DESCRIPTION OF THE TASK:
Wherever the word "with" appears in a line, copy that line.

(Records excerpted from a collection)
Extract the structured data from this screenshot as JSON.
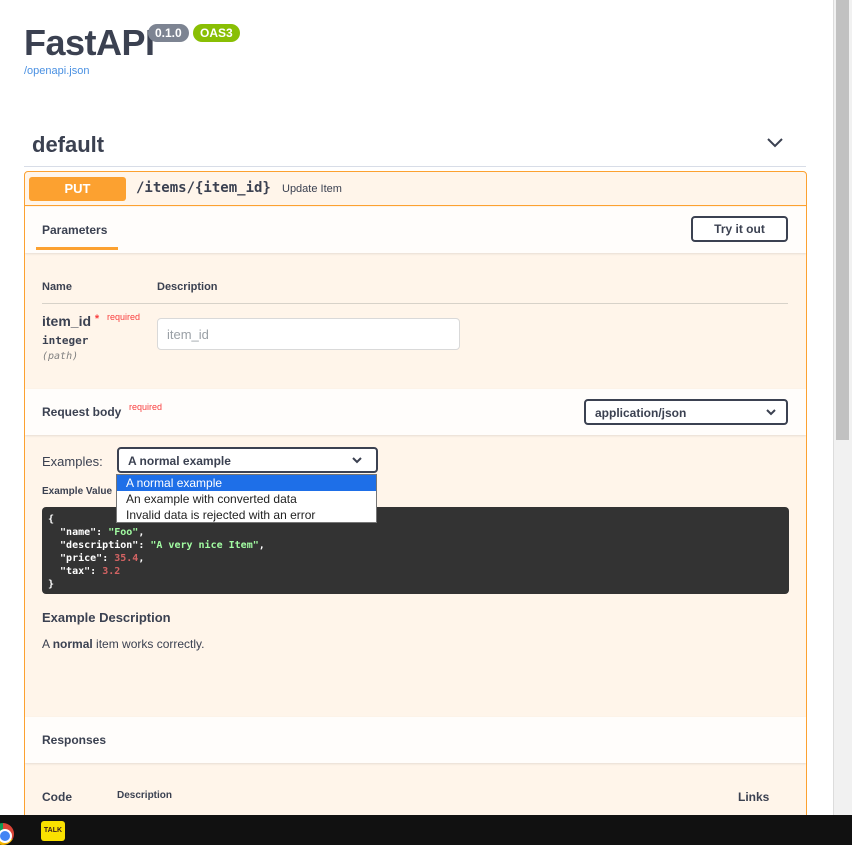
{
  "header": {
    "title": "FastAPI",
    "version": "0.1.0",
    "oas": "OAS3",
    "openapi_link": "/openapi.json"
  },
  "tag": {
    "name": "default",
    "icon": "chevron-down-icon"
  },
  "operation": {
    "method": "PUT",
    "path": "/items/{item_id}",
    "summary": "Update Item",
    "parameters_tab": "Parameters",
    "try_it_out": "Try it out",
    "columns": {
      "name": "Name",
      "description": "Description"
    },
    "param": {
      "name": "item_id",
      "star": "*",
      "required": "required",
      "type": "integer",
      "in": "(path)",
      "placeholder": "item_id"
    },
    "request_body": {
      "title": "Request body",
      "required": "required",
      "content_type": "application/json",
      "examples_label": "Examples:",
      "selected_example": "A normal example",
      "example_options": [
        "A normal example",
        "An example with converted data",
        "Invalid data is rejected with an error"
      ],
      "example_value_tab": "Example Value",
      "code_lines": {
        "open": "{",
        "name_key": "  \"name\"",
        "name_val": "\"Foo\"",
        "desc_key": "  \"description\"",
        "desc_val": "\"A very nice Item\"",
        "price_key": "  \"price\"",
        "price_val": "35.4",
        "tax_key": "  \"tax\"",
        "tax_val": "3.2",
        "close": "}"
      },
      "example_description_title": "Example Description",
      "example_description_prefix": "A ",
      "example_description_bold": "normal",
      "example_description_suffix": " item works correctly."
    },
    "responses": {
      "title": "Responses",
      "columns": {
        "code": "Code",
        "description": "Description",
        "links": "Links"
      }
    }
  },
  "taskbar": {
    "talk_label": "TALK"
  },
  "colors": {
    "put": "#fca130",
    "put_bg": "#fff5ea",
    "badge_version": "#7d8492",
    "badge_oas": "#89bf04",
    "link": "#4990e2",
    "required": "#f93e3e",
    "dropdown_selected": "#1e6fe8"
  }
}
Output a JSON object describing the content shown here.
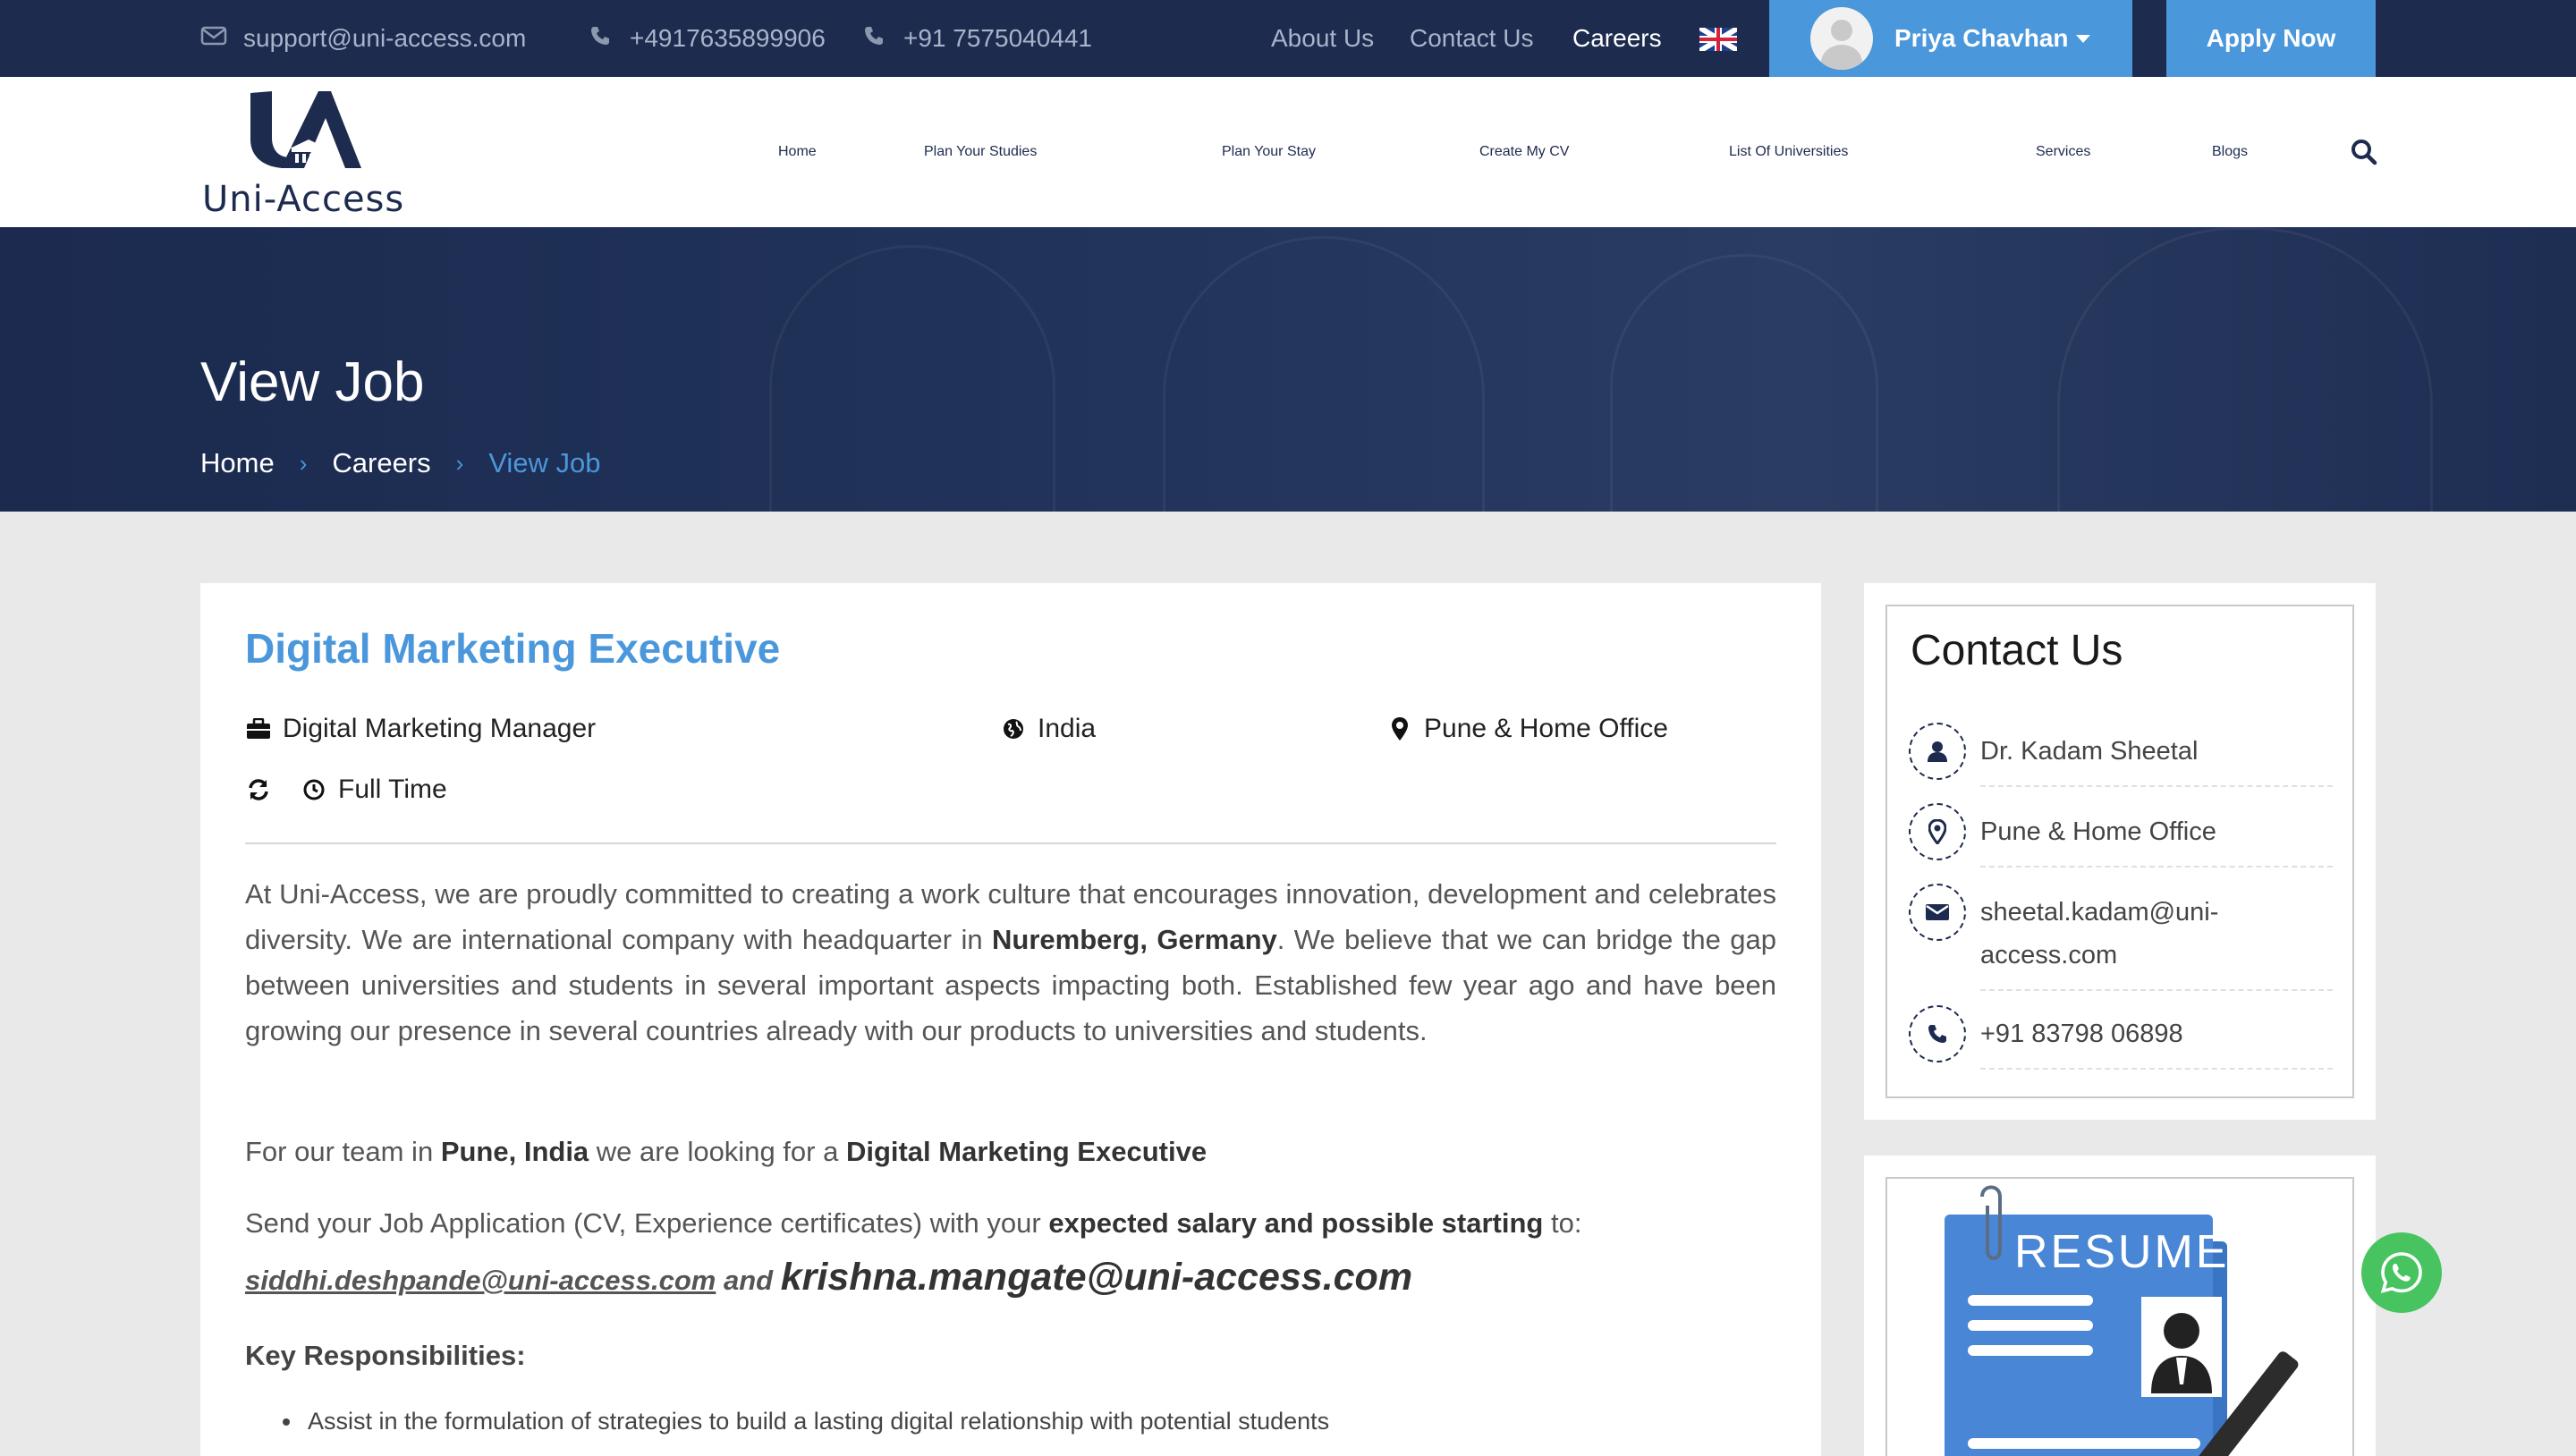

THE COMPLETED TASK:
        "An example with converted data",
        "Invalid data is rejected with an error"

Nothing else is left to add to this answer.